- What the exercise asks
Search the data below for the string "bien". Extract every line that contains it.

(Data records)
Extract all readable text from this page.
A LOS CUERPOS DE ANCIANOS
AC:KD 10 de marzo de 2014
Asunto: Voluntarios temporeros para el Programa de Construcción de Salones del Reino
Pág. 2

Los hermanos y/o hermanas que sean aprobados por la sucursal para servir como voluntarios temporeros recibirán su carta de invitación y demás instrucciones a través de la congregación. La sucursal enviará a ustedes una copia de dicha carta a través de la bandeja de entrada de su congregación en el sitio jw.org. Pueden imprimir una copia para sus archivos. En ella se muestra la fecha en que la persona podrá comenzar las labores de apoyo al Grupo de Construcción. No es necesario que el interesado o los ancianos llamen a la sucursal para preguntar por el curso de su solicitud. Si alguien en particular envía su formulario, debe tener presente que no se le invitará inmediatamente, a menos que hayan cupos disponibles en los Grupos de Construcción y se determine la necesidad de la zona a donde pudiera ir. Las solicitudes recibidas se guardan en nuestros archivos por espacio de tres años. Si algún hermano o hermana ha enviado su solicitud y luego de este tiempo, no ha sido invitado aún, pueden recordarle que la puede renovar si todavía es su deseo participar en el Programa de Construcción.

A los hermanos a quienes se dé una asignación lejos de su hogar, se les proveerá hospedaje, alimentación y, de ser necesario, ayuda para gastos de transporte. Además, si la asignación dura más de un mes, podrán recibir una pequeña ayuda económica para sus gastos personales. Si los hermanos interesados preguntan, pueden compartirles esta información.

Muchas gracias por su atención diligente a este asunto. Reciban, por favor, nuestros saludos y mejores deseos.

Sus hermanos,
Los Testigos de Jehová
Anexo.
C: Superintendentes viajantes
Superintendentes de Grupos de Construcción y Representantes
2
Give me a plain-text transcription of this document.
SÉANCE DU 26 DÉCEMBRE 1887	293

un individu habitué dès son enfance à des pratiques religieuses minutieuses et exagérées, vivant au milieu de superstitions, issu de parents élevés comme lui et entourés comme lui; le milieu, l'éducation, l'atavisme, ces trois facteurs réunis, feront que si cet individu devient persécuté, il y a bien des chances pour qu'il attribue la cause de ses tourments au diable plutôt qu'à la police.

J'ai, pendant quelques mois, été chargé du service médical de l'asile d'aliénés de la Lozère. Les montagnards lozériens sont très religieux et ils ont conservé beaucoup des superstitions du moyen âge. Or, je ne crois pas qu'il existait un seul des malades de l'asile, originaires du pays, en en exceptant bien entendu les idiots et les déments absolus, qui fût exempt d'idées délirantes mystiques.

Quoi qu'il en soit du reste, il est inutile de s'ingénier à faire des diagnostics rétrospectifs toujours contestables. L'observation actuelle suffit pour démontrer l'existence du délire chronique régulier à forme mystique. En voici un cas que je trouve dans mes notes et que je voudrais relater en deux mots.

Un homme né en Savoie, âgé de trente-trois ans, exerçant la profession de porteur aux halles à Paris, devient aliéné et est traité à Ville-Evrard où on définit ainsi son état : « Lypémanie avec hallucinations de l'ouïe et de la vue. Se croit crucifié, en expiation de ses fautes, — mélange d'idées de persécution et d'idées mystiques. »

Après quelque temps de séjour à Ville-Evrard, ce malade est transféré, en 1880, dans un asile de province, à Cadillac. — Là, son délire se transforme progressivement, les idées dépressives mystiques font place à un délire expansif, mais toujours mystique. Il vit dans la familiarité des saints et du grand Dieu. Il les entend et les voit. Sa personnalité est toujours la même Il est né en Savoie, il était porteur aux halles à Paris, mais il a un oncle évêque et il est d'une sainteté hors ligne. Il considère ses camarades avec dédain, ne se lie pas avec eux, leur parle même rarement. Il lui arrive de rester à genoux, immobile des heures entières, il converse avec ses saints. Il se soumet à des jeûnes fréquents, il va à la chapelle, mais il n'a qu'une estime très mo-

- Answer to the task
un individu habitué dès son enfance à des pratiques religieuses minutieuses et exagérées, vivant au milieu de superstitions, issu de parents élevés comme lui et entourés comme lui; le milieu, l'éducation, l'atavisme, ces trois facteurs réunis, feront que si cet individu devient persécuté, il y a bien des chances pour qu'il attribue la cause de ses tourments au diable plutôt qu'à la police.
J'ai, pendant quelques mois, été chargé du service médical de l'asile d'aliénés de la Lozère. Les montagnards lozériens sont très religieux et ils ont conservé beaucoup des superstitions du moyen âge. Or, je ne crois pas qu'il existait un seul des malades de l'asile, originaires du pays, en en exceptant bien entendu les idiots et les déments absolus, qui fût exempt d'idées délirantes mystiques.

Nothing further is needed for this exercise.